» The request
Can you pull out each line of the data below that includes the word "this"?

» Data entries for graphics

_____

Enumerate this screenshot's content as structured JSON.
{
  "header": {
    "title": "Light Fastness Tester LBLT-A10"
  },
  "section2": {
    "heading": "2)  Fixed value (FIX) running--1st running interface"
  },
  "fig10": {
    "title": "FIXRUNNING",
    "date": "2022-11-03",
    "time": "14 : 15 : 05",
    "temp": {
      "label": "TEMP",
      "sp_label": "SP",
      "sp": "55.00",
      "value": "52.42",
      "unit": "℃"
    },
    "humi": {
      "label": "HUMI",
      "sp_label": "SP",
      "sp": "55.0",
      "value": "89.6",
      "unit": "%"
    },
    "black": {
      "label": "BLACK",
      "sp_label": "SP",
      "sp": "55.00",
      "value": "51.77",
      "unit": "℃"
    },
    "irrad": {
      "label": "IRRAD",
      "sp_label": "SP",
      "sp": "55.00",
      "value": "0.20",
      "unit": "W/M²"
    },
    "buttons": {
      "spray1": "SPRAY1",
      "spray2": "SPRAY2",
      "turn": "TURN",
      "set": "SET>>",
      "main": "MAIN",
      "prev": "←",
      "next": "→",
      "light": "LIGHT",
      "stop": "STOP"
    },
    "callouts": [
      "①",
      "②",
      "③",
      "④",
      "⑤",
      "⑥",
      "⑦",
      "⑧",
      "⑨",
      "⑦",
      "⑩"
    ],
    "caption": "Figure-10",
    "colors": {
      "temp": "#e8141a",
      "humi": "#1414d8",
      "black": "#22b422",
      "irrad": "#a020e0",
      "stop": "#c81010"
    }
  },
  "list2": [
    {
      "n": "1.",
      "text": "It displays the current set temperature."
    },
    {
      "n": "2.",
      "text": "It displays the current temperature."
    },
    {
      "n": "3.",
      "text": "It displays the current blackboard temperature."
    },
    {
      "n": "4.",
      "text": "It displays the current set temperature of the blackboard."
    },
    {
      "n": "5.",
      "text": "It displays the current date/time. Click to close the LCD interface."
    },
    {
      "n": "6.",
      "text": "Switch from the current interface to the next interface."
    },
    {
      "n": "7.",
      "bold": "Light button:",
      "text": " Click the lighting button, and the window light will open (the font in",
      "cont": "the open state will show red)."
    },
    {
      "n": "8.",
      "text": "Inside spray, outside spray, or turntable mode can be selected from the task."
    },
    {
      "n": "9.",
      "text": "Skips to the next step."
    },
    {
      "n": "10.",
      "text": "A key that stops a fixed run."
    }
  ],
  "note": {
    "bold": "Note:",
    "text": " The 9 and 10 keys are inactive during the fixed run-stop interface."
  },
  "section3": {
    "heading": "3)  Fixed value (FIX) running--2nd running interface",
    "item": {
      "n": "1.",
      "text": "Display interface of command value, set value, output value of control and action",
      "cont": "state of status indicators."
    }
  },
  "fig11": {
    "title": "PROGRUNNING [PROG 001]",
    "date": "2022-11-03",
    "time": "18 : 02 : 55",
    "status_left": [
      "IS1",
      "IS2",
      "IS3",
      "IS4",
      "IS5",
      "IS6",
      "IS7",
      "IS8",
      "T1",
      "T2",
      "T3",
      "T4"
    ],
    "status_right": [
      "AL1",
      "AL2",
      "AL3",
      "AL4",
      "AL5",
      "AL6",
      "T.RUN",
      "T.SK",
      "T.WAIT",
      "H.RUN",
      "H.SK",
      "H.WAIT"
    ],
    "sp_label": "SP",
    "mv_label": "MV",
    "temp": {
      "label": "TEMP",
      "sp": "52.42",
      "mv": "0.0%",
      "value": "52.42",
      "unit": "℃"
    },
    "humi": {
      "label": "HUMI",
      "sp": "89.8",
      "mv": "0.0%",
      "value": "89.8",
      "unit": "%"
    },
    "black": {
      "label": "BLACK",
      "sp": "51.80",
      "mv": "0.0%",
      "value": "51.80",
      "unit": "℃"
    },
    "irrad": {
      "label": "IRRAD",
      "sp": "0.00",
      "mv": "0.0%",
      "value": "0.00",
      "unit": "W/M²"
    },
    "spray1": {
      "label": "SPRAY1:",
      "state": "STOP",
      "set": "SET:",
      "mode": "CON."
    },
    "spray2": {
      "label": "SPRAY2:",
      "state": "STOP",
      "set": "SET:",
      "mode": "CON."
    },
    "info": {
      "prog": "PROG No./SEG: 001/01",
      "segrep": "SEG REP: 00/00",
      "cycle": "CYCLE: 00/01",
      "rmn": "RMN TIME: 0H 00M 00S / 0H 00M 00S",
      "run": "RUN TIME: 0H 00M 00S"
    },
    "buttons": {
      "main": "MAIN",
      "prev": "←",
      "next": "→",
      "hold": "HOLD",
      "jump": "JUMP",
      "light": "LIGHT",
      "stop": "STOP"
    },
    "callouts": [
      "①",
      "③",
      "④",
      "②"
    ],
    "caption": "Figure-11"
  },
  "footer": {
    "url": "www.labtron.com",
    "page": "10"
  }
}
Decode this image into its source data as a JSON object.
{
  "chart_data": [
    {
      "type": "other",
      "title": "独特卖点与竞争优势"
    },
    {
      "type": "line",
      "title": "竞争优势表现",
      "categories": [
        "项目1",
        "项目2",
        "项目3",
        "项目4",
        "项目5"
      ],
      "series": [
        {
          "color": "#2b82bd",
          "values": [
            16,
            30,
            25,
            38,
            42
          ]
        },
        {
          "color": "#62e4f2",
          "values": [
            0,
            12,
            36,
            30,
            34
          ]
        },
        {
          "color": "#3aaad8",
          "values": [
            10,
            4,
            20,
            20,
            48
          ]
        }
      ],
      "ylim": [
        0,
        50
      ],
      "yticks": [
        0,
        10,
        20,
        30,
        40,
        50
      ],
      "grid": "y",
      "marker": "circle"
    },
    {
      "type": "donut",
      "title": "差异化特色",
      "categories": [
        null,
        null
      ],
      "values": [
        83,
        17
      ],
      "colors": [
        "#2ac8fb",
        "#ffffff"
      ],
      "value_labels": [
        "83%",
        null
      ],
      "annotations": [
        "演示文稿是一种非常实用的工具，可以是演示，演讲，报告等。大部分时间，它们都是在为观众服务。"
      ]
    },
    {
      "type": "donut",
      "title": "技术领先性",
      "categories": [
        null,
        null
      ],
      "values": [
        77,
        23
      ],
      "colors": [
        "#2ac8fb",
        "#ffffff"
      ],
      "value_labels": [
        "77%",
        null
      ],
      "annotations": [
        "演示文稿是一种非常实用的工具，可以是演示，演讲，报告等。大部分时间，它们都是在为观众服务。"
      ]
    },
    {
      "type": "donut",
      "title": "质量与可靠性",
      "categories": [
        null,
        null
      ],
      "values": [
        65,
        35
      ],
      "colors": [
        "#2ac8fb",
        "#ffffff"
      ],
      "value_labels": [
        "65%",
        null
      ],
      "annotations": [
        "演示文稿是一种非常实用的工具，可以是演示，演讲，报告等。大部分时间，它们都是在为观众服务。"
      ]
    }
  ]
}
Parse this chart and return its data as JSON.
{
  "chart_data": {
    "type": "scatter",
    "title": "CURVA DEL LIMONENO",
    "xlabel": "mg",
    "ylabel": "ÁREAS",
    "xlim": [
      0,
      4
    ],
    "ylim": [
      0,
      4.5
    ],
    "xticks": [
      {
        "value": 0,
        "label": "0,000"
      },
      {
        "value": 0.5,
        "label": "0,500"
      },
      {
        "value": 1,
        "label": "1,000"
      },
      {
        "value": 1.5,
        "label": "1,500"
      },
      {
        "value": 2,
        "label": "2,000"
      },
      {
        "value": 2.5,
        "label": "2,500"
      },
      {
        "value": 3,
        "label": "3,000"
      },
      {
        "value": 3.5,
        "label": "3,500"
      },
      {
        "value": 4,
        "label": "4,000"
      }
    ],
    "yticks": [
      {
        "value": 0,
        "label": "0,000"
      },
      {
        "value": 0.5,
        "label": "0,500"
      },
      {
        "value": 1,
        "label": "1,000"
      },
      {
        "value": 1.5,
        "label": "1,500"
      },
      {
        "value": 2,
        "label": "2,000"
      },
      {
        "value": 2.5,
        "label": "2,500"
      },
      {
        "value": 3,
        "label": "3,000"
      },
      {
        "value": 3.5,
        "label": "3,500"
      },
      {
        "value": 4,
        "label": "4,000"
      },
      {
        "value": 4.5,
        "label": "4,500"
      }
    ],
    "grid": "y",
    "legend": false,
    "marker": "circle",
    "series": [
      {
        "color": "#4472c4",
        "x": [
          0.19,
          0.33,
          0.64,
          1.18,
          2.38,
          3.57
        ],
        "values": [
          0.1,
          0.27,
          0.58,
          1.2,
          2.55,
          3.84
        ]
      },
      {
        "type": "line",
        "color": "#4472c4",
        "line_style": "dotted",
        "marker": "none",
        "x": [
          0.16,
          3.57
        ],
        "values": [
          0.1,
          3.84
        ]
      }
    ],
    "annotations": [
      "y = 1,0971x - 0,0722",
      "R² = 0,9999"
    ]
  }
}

_____

» Response to the exercise
Enumerate this screenshot's content as structured JSON.
Decode this image into its source data as a JSON object.
Parse this chart and return its data as JSON.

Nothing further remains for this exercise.